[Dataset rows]
= = = =

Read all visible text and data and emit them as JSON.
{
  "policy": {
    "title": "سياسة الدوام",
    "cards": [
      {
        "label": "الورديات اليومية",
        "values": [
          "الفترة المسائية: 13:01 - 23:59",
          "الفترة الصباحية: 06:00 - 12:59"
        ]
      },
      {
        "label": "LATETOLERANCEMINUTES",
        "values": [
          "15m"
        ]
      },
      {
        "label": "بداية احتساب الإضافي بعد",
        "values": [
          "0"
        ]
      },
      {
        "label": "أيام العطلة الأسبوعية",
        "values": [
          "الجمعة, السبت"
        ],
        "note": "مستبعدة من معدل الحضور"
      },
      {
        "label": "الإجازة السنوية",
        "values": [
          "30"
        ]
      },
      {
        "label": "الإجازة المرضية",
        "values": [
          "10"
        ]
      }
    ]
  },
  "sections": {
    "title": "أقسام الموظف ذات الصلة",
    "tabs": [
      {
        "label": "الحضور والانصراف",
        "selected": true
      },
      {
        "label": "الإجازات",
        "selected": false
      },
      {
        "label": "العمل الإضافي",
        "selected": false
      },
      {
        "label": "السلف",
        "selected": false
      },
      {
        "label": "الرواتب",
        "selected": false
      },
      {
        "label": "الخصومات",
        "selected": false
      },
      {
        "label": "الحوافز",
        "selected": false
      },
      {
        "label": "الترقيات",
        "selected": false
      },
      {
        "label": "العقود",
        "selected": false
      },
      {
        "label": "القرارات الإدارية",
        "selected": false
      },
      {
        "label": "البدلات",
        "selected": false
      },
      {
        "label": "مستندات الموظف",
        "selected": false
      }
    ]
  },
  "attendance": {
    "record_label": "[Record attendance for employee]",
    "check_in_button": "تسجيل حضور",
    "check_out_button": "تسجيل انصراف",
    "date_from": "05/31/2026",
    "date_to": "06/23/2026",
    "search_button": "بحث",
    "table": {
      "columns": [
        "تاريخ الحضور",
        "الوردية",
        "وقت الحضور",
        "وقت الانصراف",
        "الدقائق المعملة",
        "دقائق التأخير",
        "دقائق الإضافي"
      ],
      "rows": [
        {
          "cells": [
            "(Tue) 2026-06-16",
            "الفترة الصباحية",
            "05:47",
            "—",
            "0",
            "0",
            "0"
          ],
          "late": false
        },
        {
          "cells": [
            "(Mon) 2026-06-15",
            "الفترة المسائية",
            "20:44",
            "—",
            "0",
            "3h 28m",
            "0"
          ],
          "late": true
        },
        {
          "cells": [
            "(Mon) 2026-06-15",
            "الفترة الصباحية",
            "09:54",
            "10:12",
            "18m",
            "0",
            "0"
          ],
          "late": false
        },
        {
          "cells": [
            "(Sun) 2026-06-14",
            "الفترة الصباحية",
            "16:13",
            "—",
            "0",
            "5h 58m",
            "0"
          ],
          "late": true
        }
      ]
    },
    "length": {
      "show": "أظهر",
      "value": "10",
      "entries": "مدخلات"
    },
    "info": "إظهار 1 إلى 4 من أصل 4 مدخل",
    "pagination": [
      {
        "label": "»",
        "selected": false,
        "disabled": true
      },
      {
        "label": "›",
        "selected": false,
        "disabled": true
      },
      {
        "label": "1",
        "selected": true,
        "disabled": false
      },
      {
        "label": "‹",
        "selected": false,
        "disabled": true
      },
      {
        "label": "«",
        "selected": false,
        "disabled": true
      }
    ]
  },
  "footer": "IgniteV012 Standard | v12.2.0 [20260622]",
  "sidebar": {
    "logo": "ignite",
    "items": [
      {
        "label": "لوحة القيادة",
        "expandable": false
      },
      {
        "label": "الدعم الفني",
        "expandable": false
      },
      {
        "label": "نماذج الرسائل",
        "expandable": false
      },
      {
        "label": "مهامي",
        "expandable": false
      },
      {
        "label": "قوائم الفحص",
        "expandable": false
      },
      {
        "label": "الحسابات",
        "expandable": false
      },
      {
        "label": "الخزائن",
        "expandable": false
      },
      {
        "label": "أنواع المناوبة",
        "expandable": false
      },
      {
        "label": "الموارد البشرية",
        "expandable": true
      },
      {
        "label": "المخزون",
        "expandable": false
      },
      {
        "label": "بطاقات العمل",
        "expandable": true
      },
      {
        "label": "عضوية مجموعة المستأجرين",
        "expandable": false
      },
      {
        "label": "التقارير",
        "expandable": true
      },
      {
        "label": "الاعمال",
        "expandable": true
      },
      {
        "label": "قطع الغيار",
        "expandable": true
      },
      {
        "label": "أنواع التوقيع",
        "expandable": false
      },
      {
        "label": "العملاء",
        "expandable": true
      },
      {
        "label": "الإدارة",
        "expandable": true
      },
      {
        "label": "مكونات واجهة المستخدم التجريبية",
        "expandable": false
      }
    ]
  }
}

= = = =

-- Your goal --
Select every line in the material above where the string "attendance" occurs, and copy it.

-- Expected output --
  "attendance": {
    "record_label": "[Record attendance for employee]",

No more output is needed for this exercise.